Task description — Could you retype the lines below, starting at the line holding "Extract the structured" and stopping at the line holding "Give me the", inclusive? Copy them exactly and drop the images.

Dataset records
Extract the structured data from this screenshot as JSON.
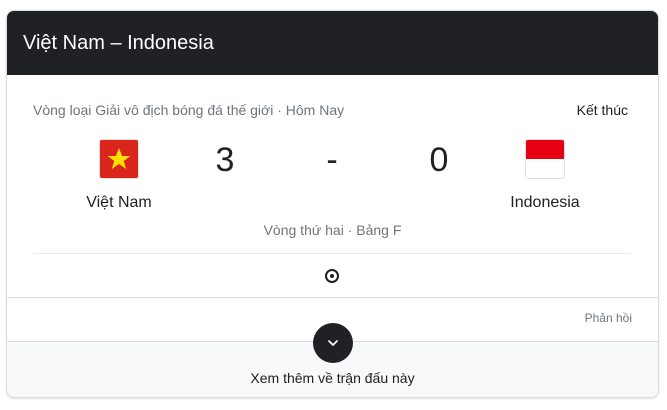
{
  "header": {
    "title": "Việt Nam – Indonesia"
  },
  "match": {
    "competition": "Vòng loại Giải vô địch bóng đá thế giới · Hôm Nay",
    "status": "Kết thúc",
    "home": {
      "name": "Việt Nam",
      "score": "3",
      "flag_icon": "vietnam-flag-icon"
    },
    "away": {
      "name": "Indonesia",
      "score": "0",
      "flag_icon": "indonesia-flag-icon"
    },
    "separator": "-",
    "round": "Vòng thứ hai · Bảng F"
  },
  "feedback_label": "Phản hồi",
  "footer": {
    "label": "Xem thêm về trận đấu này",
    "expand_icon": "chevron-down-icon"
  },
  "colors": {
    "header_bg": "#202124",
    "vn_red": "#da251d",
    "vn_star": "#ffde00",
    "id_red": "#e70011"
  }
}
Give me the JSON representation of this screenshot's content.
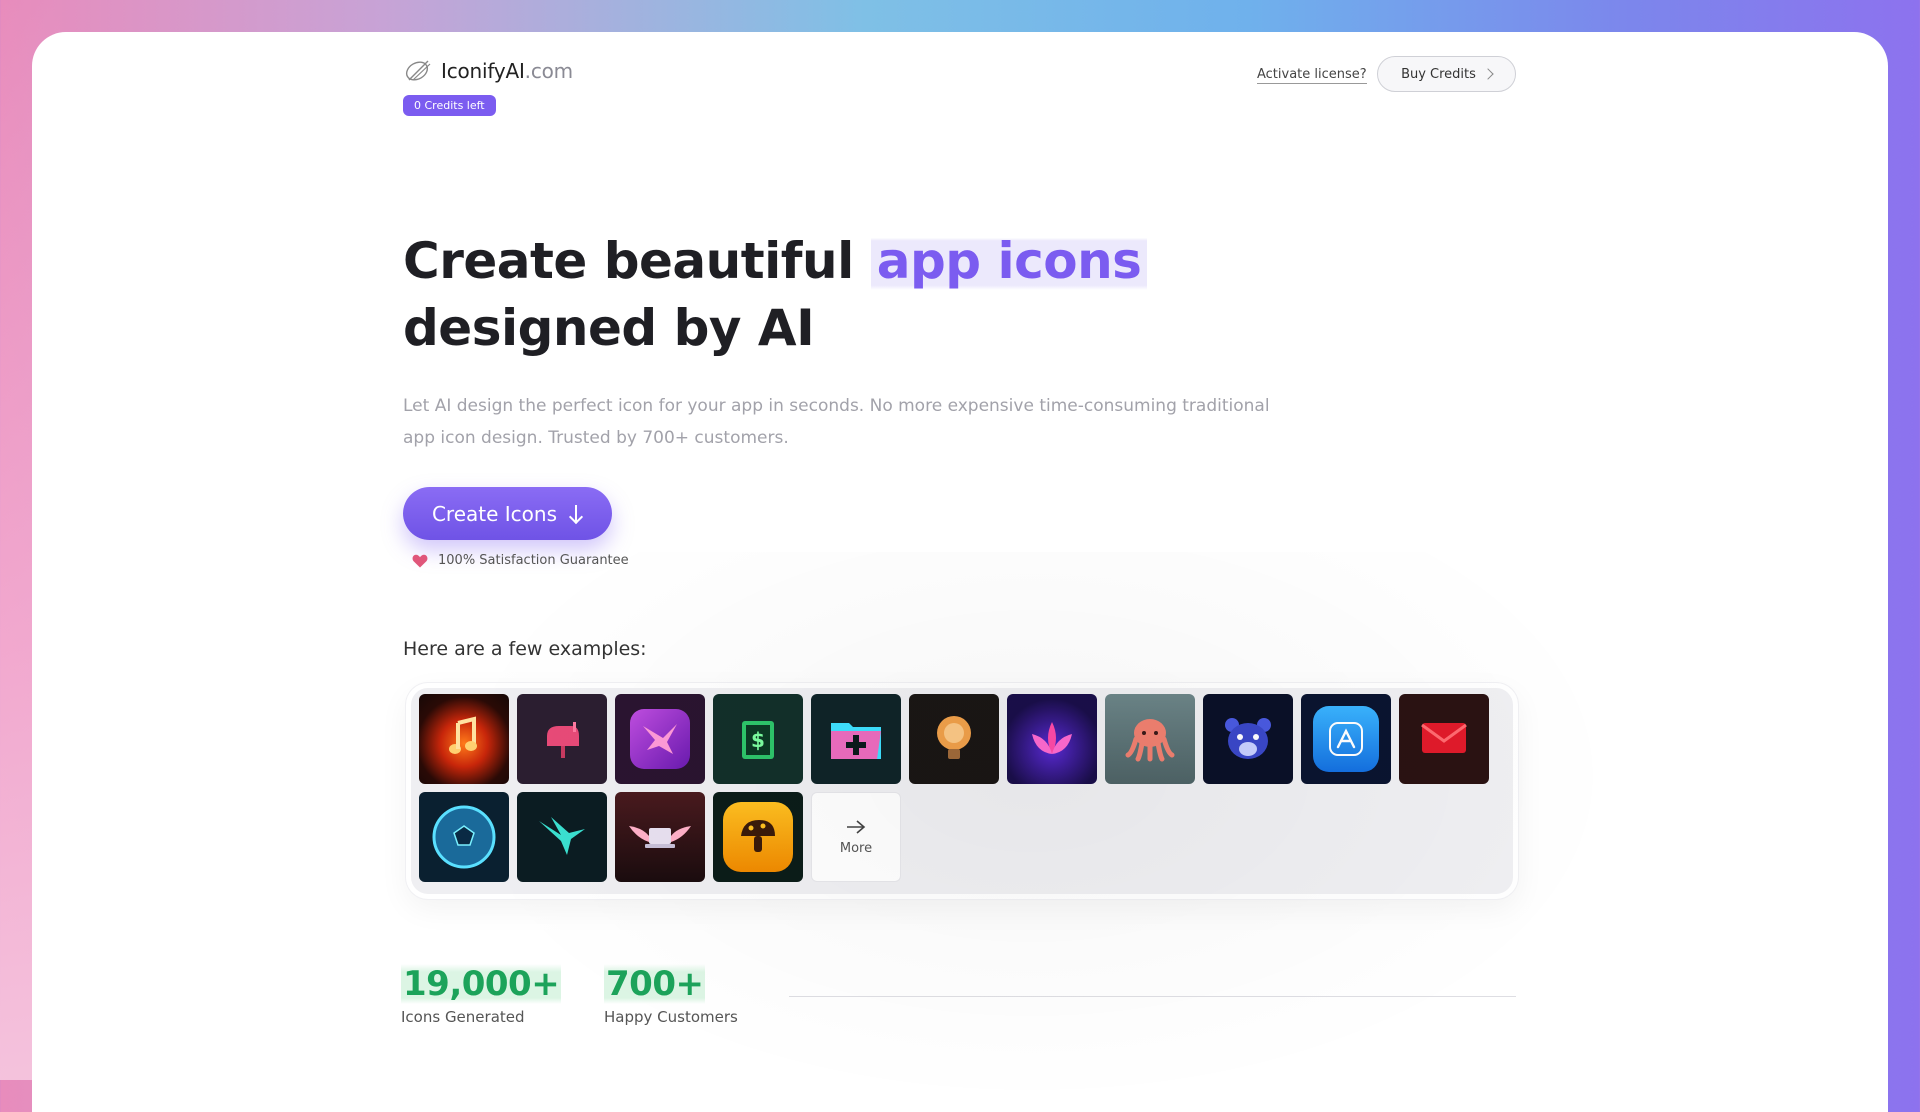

* * *

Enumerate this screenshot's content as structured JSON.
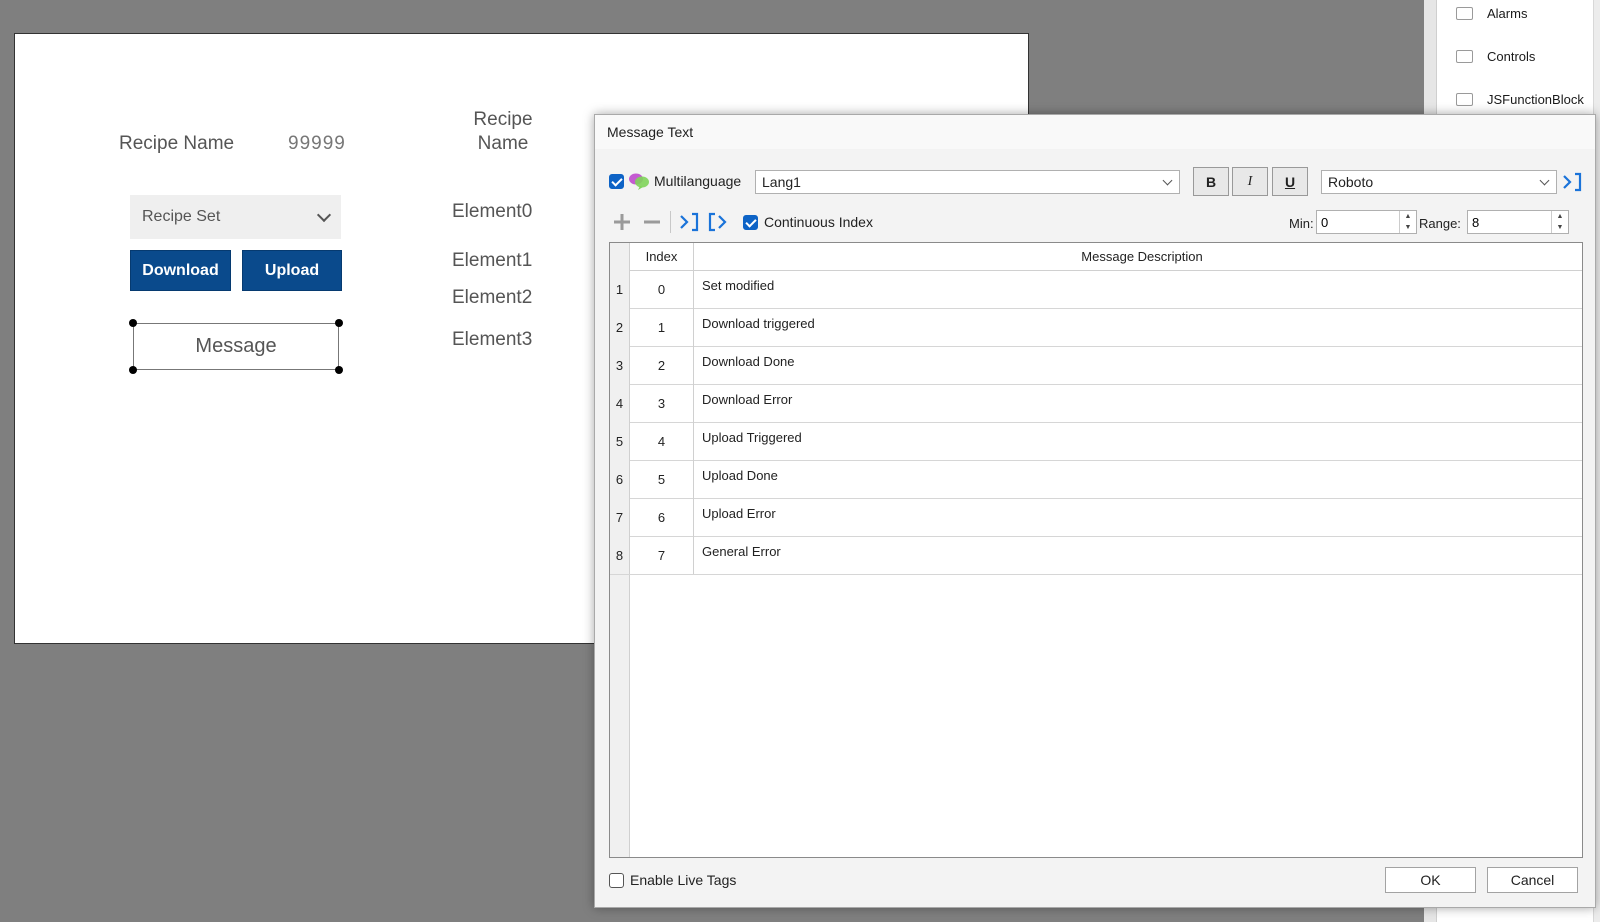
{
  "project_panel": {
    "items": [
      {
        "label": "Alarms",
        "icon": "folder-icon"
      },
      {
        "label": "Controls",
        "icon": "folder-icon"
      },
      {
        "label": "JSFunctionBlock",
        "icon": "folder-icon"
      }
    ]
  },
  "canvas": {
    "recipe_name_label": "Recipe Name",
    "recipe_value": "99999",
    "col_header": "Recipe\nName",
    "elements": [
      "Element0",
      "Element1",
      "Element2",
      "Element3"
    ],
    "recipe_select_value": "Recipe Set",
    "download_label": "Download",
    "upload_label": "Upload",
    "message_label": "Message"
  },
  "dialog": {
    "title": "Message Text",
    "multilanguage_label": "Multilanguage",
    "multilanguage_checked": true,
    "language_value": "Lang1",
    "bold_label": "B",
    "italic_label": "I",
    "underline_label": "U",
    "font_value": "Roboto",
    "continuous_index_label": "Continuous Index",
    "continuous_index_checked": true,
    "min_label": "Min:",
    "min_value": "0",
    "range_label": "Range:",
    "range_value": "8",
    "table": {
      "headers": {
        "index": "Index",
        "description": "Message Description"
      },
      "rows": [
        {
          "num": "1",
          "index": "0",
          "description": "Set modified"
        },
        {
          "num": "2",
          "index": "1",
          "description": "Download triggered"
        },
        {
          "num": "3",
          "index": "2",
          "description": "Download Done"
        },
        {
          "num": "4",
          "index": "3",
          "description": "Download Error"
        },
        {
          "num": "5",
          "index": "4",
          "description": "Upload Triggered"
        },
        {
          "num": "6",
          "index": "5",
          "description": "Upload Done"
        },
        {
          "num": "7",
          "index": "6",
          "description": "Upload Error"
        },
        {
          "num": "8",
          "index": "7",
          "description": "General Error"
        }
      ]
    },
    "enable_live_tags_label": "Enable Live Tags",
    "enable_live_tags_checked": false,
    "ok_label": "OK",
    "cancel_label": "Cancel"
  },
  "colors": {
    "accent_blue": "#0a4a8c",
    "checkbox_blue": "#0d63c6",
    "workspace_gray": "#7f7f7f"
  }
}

In response —
Extract the structured data from this screenshot as JSON.
{
  "header": {
    "title": "Việt Nam – Indonesia"
  },
  "match": {
    "competition": "Vòng loại Giải vô địch bóng đá thế giới · Hôm Nay",
    "status": "Kết thúc",
    "home": {
      "name": "Việt Nam",
      "score": "3",
      "flag_icon": "vietnam-flag-icon"
    },
    "away": {
      "name": "Indonesia",
      "score": "0",
      "flag_icon": "indonesia-flag-icon"
    },
    "separator": "-",
    "round": "Vòng thứ hai · Bảng F"
  },
  "feedback_label": "Phản hồi",
  "footer": {
    "label": "Xem thêm về trận đấu này",
    "expand_icon": "chevron-down-icon"
  },
  "colors": {
    "header_bg": "#202124",
    "vn_red": "#da251d",
    "vn_star": "#ffde00",
    "id_red": "#e70011"
  }
}
Give me the JSON representation of this screenshot's content.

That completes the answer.